***** PROVIDED DATA

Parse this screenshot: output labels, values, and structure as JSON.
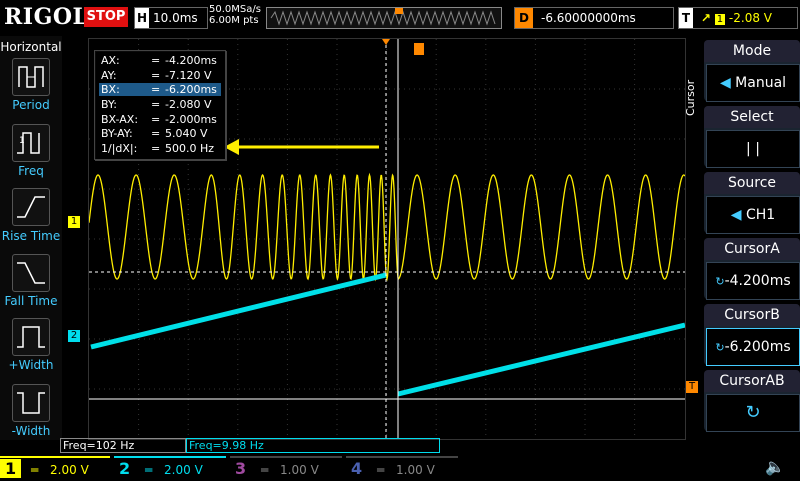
{
  "brand": "RIGOL",
  "run_state": "STOP",
  "timebase": {
    "label": "H",
    "value": "10.0ms"
  },
  "sample": {
    "rate": "50.0MSa/s",
    "points": "6.00M pts"
  },
  "delay": {
    "label": "D",
    "value": "-6.60000000ms"
  },
  "trigger": {
    "label": "T",
    "value": "-2.08 V"
  },
  "left_menu": {
    "title": "Horizontal",
    "items": [
      {
        "label": "Period"
      },
      {
        "label": "Freq"
      },
      {
        "label": "Rise Time"
      },
      {
        "label": "Fall Time"
      },
      {
        "label": "+Width"
      },
      {
        "label": "-Width"
      }
    ]
  },
  "right_menu": {
    "side_label": "Cursor",
    "mode": {
      "title": "Mode",
      "value": "Manual"
    },
    "select": {
      "title": "Select",
      "value": "|   |"
    },
    "source": {
      "title": "Source",
      "value": "CH1"
    },
    "cursor_a": {
      "title": "CursorA",
      "value": "-4.200ms"
    },
    "cursor_b": {
      "title": "CursorB",
      "value": "-6.200ms"
    },
    "cursor_ab": {
      "title": "CursorAB"
    }
  },
  "cursor_readout": [
    {
      "name": "AX:",
      "eq": "=",
      "value": "-4.200ms"
    },
    {
      "name": "AY:",
      "eq": "=",
      "value": "-7.120 V"
    },
    {
      "name": "BX:",
      "eq": "=",
      "value": "-6.200ms"
    },
    {
      "name": "BY:",
      "eq": "=",
      "value": "-2.080 V"
    },
    {
      "name": "BX-AX:",
      "eq": "=",
      "value": "-2.000ms"
    },
    {
      "name": "BY-AY:",
      "eq": "=",
      "value": "5.040 V"
    },
    {
      "name": "1/|dX|:",
      "eq": "=",
      "value": "500.0 Hz"
    }
  ],
  "freq_readouts": [
    {
      "text": "Freq=102 Hz"
    },
    {
      "text": "Freq=9.98 Hz"
    }
  ],
  "channels": [
    {
      "num": "1",
      "scale": "2.00 V",
      "color": "#ffee00"
    },
    {
      "num": "2",
      "scale": "2.00 V",
      "color": "#00e0e8"
    },
    {
      "num": "3",
      "scale": "1.00 V",
      "color": "#e040e0"
    },
    {
      "num": "4",
      "scale": "1.00 V",
      "color": "#3060ff"
    }
  ],
  "markers": {
    "ch1": "1",
    "ch2": "2",
    "trigger": "T"
  },
  "colors": {
    "ch1": "#ffee00",
    "ch2": "#00e0e8",
    "cursor": "#ffffff",
    "trigger": "#ff8800",
    "accent": "#1e5a8a",
    "stop": "#e01010"
  }
}
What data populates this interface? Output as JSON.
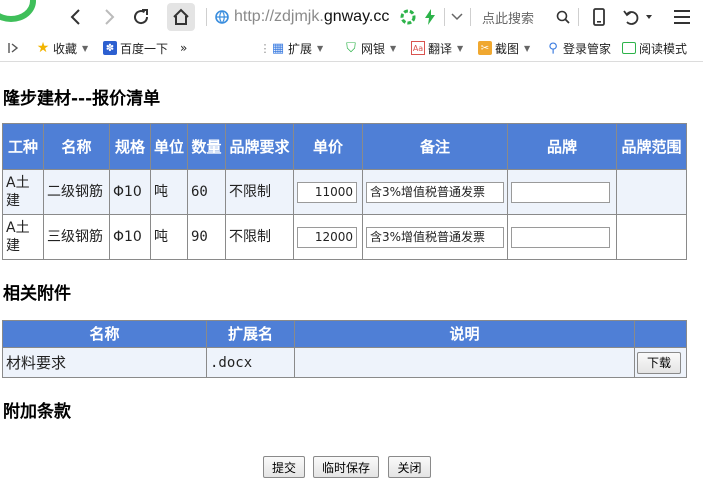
{
  "browser": {
    "url_prefix": "http://zdjmjk.",
    "url_host": "gnway.cc",
    "search_placeholder": "点此搜索",
    "bookmarks": [
      {
        "label": "收藏"
      },
      {
        "label": "百度一下"
      },
      {
        "label": "扩展"
      },
      {
        "label": "网银"
      },
      {
        "label": "翻译"
      },
      {
        "label": "截图"
      },
      {
        "label": "登录管家"
      },
      {
        "label": "阅读模式"
      }
    ],
    "overflow": "»"
  },
  "page": {
    "title": "隆步建材---报价清单",
    "quote_table": {
      "headers": [
        "工种",
        "名称",
        "规格",
        "单位",
        "数量",
        "品牌要求",
        "单价",
        "备注",
        "品牌",
        "品牌范围"
      ],
      "rows": [
        {
          "trade": "A土建",
          "name": "二级钢筋",
          "spec": "Φ10",
          "unit": "吨",
          "qty": "60",
          "brand_req": "不限制",
          "price": "11000",
          "remark": "含3%增值税普通发票",
          "brand": "",
          "brand_range": ""
        },
        {
          "trade": "A土建",
          "name": "三级钢筋",
          "spec": "Φ10",
          "unit": "吨",
          "qty": "90",
          "brand_req": "不限制",
          "price": "12000",
          "remark": "含3%增值税普通发票",
          "brand": "",
          "brand_range": ""
        }
      ]
    },
    "attachments_title": "相关附件",
    "attachments_table": {
      "headers": [
        "名称",
        "扩展名",
        "说明",
        ""
      ],
      "rows": [
        {
          "name": "材料要求",
          "ext": ".docx",
          "desc": "",
          "action": "下载"
        }
      ]
    },
    "extra_terms_title": "附加条款",
    "buttons": {
      "submit": "提交",
      "save_draft": "临时保存",
      "close": "关闭"
    }
  }
}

**********

WORK INSTRUCTIONS: Omit the pictures and retype exactly the lines from the one with "What data populates" through the final line, both ends included.

SOLUTION TO THE EXERCISE:
What data populates this interface? Output as JSON.
{
  "browser": {
    "url_prefix": "http://zdjmjk.",
    "url_host": "gnway.cc",
    "search_placeholder": "点此搜索",
    "bookmarks": [
      {
        "label": "收藏"
      },
      {
        "label": "百度一下"
      },
      {
        "label": "扩展"
      },
      {
        "label": "网银"
      },
      {
        "label": "翻译"
      },
      {
        "label": "截图"
      },
      {
        "label": "登录管家"
      },
      {
        "label": "阅读模式"
      }
    ],
    "overflow": "»"
  },
  "page": {
    "title": "隆步建材---报价清单",
    "quote_table": {
      "headers": [
        "工种",
        "名称",
        "规格",
        "单位",
        "数量",
        "品牌要求",
        "单价",
        "备注",
        "品牌",
        "品牌范围"
      ],
      "rows": [
        {
          "trade": "A土建",
          "name": "二级钢筋",
          "spec": "Φ10",
          "unit": "吨",
          "qty": "60",
          "brand_req": "不限制",
          "price": "11000",
          "remark": "含3%增值税普通发票",
          "brand": "",
          "brand_range": ""
        },
        {
          "trade": "A土建",
          "name": "三级钢筋",
          "spec": "Φ10",
          "unit": "吨",
          "qty": "90",
          "brand_req": "不限制",
          "price": "12000",
          "remark": "含3%增值税普通发票",
          "brand": "",
          "brand_range": ""
        }
      ]
    },
    "attachments_title": "相关附件",
    "attachments_table": {
      "headers": [
        "名称",
        "扩展名",
        "说明",
        ""
      ],
      "rows": [
        {
          "name": "材料要求",
          "ext": ".docx",
          "desc": "",
          "action": "下载"
        }
      ]
    },
    "extra_terms_title": "附加条款",
    "buttons": {
      "submit": "提交",
      "save_draft": "临时保存",
      "close": "关闭"
    }
  }
}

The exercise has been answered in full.